| Exercise prompt |
Output every line of the material exactly, omitting images.

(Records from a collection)
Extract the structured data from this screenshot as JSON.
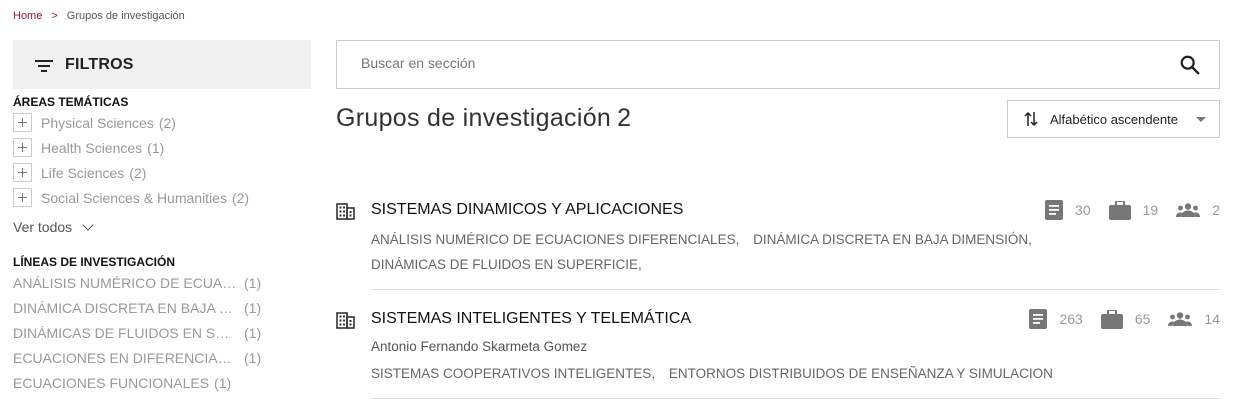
{
  "breadcrumb": {
    "home": "Home",
    "separator": ">",
    "current": "Grupos de investigación"
  },
  "filters": {
    "header_label": "FILTROS",
    "areas_title": "ÁREAS TEMÁTICAS",
    "areas": [
      {
        "label": "Physical Sciences",
        "count": "(2)"
      },
      {
        "label": "Health Sciences",
        "count": "(1)"
      },
      {
        "label": "Life Sciences",
        "count": "(2)"
      },
      {
        "label": "Social Sciences & Humanities",
        "count": "(2)"
      }
    ],
    "see_all": "Ver todos",
    "lines_title": "LÍNEAS DE INVESTIGACIÓN",
    "lines": [
      {
        "label": "ANÁLISIS NUMÉRICO DE ECUACIONES DIFERENCIALES",
        "count": "(1)"
      },
      {
        "label": "DINÁMICA DISCRETA EN BAJA DIMENSIÓN",
        "count": "(1)"
      },
      {
        "label": "DINÁMICAS DE FLUIDOS EN SUPERFICIE",
        "count": "(1)"
      },
      {
        "label": "ECUACIONES EN DIFERENCIAS NO LINEALES",
        "count": "(1)"
      },
      {
        "label": "ECUACIONES FUNCIONALES",
        "count": "(1)"
      }
    ]
  },
  "search": {
    "placeholder": "Buscar en sección"
  },
  "main": {
    "title": "Grupos de investigación",
    "count": "2"
  },
  "sort": {
    "label": "Alfabético ascendente"
  },
  "groups": [
    {
      "title": "SISTEMAS DINAMICOS Y APLICACIONES",
      "stats": {
        "documents": "30",
        "projects": "19",
        "members": "2"
      },
      "lines": [
        "ANÁLISIS NUMÉRICO DE ECUACIONES DIFERENCIALES,",
        "DINÁMICA DISCRETA EN BAJA DIMENSIÓN,",
        "DINÁMICAS DE FLUIDOS EN SUPERFICIE,"
      ]
    },
    {
      "title": "SISTEMAS INTELIGENTES Y TELEMÁTICA",
      "stats": {
        "documents": "263",
        "projects": "65",
        "members": "14"
      },
      "leader": "Antonio Fernando Skarmeta Gomez",
      "lines": [
        "SISTEMAS COOPERATIVOS INTELIGENTES,",
        "ENTORNOS DISTRIBUIDOS DE ENSEÑANZA Y SIMULACION"
      ]
    }
  ],
  "colors": {
    "accent": "#8b1b3a",
    "muted_text": "#999999",
    "filter_bg": "#f1f1f1"
  },
  "icons": [
    "filter-icon",
    "plus-icon",
    "chevron-down-icon",
    "search-icon",
    "sort-icon",
    "building-icon",
    "document-icon",
    "briefcase-icon",
    "people-icon"
  ]
}
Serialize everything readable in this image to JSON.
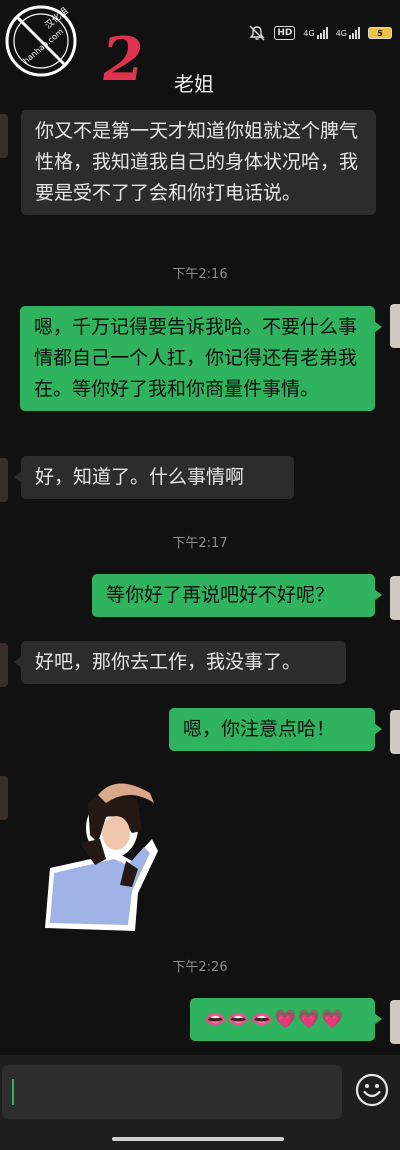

| The result |
Extract the structured data from this screenshot as JSON.
{
  "breadcrumb": {
    "home": "Home",
    "separator": ">",
    "current": "Grupos de investigación"
  },
  "filters": {
    "header_label": "FILTROS",
    "areas_title": "ÁREAS TEMÁTICAS",
    "areas": [
      {
        "label": "Physical Sciences",
        "count": "(2)"
      },
      {
        "label": "Health Sciences",
        "count": "(1)"
      },
      {
        "label": "Life Sciences",
        "count": "(2)"
      },
      {
        "label": "Social Sciences & Humanities",
        "count": "(2)"
      }
    ],
    "see_all": "Ver todos",
    "lines_title": "LÍNEAS DE INVESTIGACIÓN",
    "lines": [
      {
        "label": "ANÁLISIS NUMÉRICO DE ECUACIONES DIFERENCIALES",
        "count": "(1)"
      },
      {
        "label": "DINÁMICA DISCRETA EN BAJA DIMENSIÓN",
        "count": "(1)"
      },
      {
        "label": "DINÁMICAS DE FLUIDOS EN SUPERFICIE",
        "count": "(1)"
      },
      {
        "label": "ECUACIONES EN DIFERENCIAS NO LINEALES",
        "count": "(1)"
      },
      {
        "label": "ECUACIONES FUNCIONALES",
        "count": "(1)"
      }
    ]
  },
  "search": {
    "placeholder": "Buscar en sección"
  },
  "main": {
    "title": "Grupos de investigación",
    "count": "2"
  },
  "sort": {
    "label": "Alfabético ascendente"
  },
  "groups": [
    {
      "title": "SISTEMAS DINAMICOS Y APLICACIONES",
      "stats": {
        "documents": "30",
        "projects": "19",
        "members": "2"
      },
      "lines": [
        "ANÁLISIS NUMÉRICO DE ECUACIONES DIFERENCIALES,",
        "DINÁMICA DISCRETA EN BAJA DIMENSIÓN,",
        "DINÁMICAS DE FLUIDOS EN SUPERFICIE,"
      ]
    },
    {
      "title": "SISTEMAS INTELIGENTES Y TELEMÁTICA",
      "stats": {
        "documents": "263",
        "projects": "65",
        "members": "14"
      },
      "leader": "Antonio Fernando Skarmeta Gomez",
      "lines": [
        "SISTEMAS COOPERATIVOS INTELIGENTES,",
        "ENTORNOS DISTRIBUIDOS DE ENSEÑANZA Y SIMULACION"
      ]
    }
  ],
  "colors": {
    "accent": "#8b1b3a",
    "muted_text": "#999999",
    "filter_bg": "#f1f1f1"
  },
  "icons": [
    "filter-icon",
    "plus-icon",
    "chevron-down-icon",
    "search-icon",
    "sort-icon",
    "building-icon",
    "document-icon",
    "briefcase-icon",
    "people-icon"
  ]
}
Serialize everything readable in this image to JSON.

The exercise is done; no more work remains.